• **TEXTO DE LECTURA**:
ONU dice que Farc no entregó a todos los niños reclutados

Fuente: Periódico El Tiempo

“La Oficina del Alto Comisionado de las Naciones Unidas para los Derechos Humanos recibió información sobre la desvinculación informal de niños antes del proceso formal al menos en Cauca, Caquetá y Meta”.

Esa es la grave revelación que hizo la Organización de las Naciones Unidas en su informe anual de Derechos Humanos, que fue revelado el pasado viernes y que en esta ocasión se centró en los efectos y la implementación de los acuerdos de paz con las Farc.

El documento señala que, según cifras de la Consejería Presidencial para los Derechos Humanos, al 31 de diciembre del año pasado la guerrilla solo había entregado 135 menores (75 niñas y 60 niños), proceso que se ha caracterizado por las trabas para obtener información. 

“El acuerdo y el Derecho Internacional de los Derechos Humanos obligan a respetar el principio del interés superior del niño en su proceso de desvinculación de las Farc. No obstante, hasta el momento no se ha respetado en su totalidad este principio”, cuestiona Naciones Unidas.

Además, pide al Estado garantizar la plena implementación del acuerdo de paz y los derechos de los menores que hasta ahora no hayan sido protegidos por el Estado. “Aquellos que han decidido regresar a sus familias, la cual ha sido la opción más recurrida, se encuentran con falta de acceso a la salud y a la educación, lo cual es frecuente en las zonas rurales de Colombia”, denuncia el documento.

Con más de 1.800 misiones en terreno, la Organización de las Naciones Unidas logró constatar las dificultades que en materia de seguridad siguen imperando en las zonas de las que salió la guerrilla. Así, advierte que en el 2017 confirmó “la persistencia del reclutamiento y la utilización de niños en áreas donde operan exmiembros de las Farc”. 

El reclutamiento es uno de los crímenes de guerra más perseguidos por la justicia internacional, al punto de estar en la lista de conductas priorizadas por la Corte Penal Internacional. En el proceso de paz con los paramilitares, en el gobierno del expresidente Álvaro Uribe, la justicia también documentó que centenares de menores fueron desvinculados por la puerta de atrás y enviados directamente a sus casas sin proceso alguno de reintegración. En su momento, el excomisionado Luis Carlos Restrepo fue señalado por varios jefes paramilitares de haber conocido esa situación.

• **DETALLES DEL EJERCICIO**:
Contesta con datos del artículo sobre los niños reclutados por las Farc:
1. ¿En qué zonas, como mínimo, se supo de la desvinculación informal de niños antes del proceso formal?
2. ¿Cuántos menores había entregado la guerrilla al 31 de diciembre del año pasado, y cuántos eran niñas y cuántos niños?
3. ¿Con cuántas misiones en terreno comprobó la ONU las dificultades de seguridad?

• **DATOS MOSTRADOS**:
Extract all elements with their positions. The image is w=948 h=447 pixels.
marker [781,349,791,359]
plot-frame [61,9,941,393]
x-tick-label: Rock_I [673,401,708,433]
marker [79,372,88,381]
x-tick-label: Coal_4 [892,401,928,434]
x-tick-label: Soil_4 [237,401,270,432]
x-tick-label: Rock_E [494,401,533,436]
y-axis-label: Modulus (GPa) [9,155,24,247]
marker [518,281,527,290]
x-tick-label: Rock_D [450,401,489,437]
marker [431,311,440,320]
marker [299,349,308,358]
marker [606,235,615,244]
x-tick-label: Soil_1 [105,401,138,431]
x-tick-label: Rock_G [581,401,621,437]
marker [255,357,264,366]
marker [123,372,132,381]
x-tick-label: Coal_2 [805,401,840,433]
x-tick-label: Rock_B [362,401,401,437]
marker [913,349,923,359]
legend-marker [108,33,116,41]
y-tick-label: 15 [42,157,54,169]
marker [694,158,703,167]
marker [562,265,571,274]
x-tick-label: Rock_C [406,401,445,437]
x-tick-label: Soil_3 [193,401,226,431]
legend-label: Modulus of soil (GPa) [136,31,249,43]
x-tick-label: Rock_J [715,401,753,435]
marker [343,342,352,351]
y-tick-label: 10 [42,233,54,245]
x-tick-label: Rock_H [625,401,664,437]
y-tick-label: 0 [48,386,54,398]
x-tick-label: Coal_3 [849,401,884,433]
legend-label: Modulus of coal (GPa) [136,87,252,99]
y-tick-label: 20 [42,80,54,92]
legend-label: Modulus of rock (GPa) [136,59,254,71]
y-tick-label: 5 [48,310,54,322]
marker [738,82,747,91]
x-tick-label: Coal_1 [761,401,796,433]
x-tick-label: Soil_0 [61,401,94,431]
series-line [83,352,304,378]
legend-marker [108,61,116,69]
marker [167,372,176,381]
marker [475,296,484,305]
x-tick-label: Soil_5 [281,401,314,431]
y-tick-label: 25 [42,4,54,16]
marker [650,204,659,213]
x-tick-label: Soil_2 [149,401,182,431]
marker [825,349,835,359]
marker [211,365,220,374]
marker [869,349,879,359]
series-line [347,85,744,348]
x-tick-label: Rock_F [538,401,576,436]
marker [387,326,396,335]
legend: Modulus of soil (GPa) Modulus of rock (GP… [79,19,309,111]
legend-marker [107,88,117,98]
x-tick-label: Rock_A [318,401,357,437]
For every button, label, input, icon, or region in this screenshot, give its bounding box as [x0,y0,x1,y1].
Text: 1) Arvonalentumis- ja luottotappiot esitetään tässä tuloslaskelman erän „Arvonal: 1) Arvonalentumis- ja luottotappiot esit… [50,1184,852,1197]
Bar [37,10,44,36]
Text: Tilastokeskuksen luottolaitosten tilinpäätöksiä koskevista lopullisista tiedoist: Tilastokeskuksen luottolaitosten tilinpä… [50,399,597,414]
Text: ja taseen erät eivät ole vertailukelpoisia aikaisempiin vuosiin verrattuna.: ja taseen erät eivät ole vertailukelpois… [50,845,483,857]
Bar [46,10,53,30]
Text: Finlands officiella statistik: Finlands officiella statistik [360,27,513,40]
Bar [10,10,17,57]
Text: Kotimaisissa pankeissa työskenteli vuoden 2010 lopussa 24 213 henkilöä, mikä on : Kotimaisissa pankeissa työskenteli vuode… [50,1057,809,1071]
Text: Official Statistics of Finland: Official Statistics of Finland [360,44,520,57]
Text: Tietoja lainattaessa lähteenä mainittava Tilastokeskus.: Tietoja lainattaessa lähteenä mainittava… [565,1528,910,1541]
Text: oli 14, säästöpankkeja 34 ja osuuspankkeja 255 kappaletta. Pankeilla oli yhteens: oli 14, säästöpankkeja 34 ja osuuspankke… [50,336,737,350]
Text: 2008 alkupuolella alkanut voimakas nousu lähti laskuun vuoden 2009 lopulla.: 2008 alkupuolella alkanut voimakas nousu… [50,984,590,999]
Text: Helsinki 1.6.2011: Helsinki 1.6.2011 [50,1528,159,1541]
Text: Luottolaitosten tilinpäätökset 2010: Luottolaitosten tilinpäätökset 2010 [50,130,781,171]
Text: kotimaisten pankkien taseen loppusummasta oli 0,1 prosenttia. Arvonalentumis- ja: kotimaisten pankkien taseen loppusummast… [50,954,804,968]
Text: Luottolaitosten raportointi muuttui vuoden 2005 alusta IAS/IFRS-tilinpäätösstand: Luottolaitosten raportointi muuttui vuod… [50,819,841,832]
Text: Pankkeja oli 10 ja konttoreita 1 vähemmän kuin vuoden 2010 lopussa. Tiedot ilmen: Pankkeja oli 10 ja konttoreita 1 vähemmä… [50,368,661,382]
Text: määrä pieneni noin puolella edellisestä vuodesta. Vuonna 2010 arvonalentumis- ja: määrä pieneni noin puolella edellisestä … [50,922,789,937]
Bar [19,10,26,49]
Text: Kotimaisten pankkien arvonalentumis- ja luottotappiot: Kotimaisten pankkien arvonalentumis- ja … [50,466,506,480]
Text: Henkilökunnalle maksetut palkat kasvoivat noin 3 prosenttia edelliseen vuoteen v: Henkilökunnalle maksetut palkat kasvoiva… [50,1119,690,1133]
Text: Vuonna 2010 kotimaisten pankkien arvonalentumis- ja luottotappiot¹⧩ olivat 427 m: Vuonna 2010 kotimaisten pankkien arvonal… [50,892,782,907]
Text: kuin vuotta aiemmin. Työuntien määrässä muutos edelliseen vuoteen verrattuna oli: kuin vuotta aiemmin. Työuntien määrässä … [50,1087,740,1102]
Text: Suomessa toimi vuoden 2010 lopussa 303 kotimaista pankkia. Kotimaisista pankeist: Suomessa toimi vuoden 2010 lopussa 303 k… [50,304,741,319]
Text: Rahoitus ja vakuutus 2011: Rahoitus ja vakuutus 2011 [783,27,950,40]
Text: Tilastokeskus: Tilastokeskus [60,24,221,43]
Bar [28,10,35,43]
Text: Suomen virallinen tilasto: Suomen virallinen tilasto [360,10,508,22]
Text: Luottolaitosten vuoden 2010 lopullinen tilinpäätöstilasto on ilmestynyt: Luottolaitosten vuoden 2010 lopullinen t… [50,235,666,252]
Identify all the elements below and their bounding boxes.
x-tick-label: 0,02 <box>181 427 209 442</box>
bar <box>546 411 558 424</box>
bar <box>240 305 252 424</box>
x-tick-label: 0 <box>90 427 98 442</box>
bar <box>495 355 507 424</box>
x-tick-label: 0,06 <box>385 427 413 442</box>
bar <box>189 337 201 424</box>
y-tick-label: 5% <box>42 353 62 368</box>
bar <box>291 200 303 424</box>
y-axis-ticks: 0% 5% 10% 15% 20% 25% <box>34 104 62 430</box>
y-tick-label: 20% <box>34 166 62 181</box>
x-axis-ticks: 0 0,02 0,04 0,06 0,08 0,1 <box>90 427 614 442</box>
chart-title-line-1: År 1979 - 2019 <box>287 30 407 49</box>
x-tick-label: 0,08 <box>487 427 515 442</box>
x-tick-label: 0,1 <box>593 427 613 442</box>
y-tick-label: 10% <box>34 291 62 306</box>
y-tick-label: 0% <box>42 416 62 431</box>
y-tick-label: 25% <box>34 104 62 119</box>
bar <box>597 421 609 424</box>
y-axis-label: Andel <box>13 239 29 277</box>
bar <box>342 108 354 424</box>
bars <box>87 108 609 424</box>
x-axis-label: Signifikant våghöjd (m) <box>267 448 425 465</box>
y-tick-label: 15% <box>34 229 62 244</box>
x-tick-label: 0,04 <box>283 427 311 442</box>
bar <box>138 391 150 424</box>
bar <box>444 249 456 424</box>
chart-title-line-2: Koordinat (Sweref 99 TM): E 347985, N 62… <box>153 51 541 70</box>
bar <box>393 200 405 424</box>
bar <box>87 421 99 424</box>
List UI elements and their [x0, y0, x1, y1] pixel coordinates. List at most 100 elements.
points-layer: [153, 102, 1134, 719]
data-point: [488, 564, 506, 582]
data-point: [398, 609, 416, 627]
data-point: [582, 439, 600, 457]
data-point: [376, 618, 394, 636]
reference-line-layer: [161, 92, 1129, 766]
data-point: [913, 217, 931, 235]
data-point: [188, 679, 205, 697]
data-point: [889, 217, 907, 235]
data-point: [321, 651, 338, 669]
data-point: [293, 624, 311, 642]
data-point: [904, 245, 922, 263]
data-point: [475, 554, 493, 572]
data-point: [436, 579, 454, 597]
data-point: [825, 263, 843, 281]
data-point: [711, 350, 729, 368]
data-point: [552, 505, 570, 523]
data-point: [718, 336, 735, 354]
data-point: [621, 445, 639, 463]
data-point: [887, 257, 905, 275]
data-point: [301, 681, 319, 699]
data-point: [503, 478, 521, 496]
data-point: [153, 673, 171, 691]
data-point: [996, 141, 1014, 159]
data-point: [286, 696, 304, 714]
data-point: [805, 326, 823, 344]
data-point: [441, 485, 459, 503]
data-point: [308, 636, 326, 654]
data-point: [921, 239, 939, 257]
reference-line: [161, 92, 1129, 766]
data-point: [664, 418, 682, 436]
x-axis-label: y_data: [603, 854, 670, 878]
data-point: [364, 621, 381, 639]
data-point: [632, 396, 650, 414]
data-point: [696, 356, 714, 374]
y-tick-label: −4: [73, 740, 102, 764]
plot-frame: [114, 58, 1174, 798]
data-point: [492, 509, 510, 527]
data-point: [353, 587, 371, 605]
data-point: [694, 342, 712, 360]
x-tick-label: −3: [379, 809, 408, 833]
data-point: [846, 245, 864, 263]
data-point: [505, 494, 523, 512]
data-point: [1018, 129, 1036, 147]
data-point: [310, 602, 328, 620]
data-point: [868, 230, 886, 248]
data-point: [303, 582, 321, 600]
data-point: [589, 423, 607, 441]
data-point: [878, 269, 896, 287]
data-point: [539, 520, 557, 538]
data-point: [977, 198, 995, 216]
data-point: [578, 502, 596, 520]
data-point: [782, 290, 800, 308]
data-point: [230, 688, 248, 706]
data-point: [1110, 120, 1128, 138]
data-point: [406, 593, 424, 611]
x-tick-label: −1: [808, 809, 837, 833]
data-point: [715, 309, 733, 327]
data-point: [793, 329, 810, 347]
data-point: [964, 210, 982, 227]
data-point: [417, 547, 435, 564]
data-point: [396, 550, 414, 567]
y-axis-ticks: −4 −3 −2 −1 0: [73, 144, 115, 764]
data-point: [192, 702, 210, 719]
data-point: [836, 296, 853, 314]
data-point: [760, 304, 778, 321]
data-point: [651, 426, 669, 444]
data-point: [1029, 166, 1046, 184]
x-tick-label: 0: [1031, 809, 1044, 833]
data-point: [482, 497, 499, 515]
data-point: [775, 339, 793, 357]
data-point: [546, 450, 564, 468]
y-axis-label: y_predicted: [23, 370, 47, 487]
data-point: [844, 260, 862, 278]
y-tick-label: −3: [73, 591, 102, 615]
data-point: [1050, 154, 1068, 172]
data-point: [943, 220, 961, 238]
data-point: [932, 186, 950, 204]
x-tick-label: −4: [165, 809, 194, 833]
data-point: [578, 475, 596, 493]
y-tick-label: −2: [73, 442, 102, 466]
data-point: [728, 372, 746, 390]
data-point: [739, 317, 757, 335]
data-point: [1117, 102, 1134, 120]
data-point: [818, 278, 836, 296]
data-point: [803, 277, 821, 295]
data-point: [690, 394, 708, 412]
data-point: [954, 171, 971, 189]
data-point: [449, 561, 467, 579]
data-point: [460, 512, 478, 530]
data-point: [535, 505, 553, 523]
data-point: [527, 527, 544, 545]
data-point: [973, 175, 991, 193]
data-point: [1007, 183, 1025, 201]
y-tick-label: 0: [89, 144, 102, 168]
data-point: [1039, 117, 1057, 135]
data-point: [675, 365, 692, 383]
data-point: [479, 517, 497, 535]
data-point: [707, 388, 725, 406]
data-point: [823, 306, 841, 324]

• **RESPUESTA**:
1. En Cauca, Caquetá y Meta.
2. 135 menores: 75 niñas y 60 niños.
3. Con más de 1.800 misiones.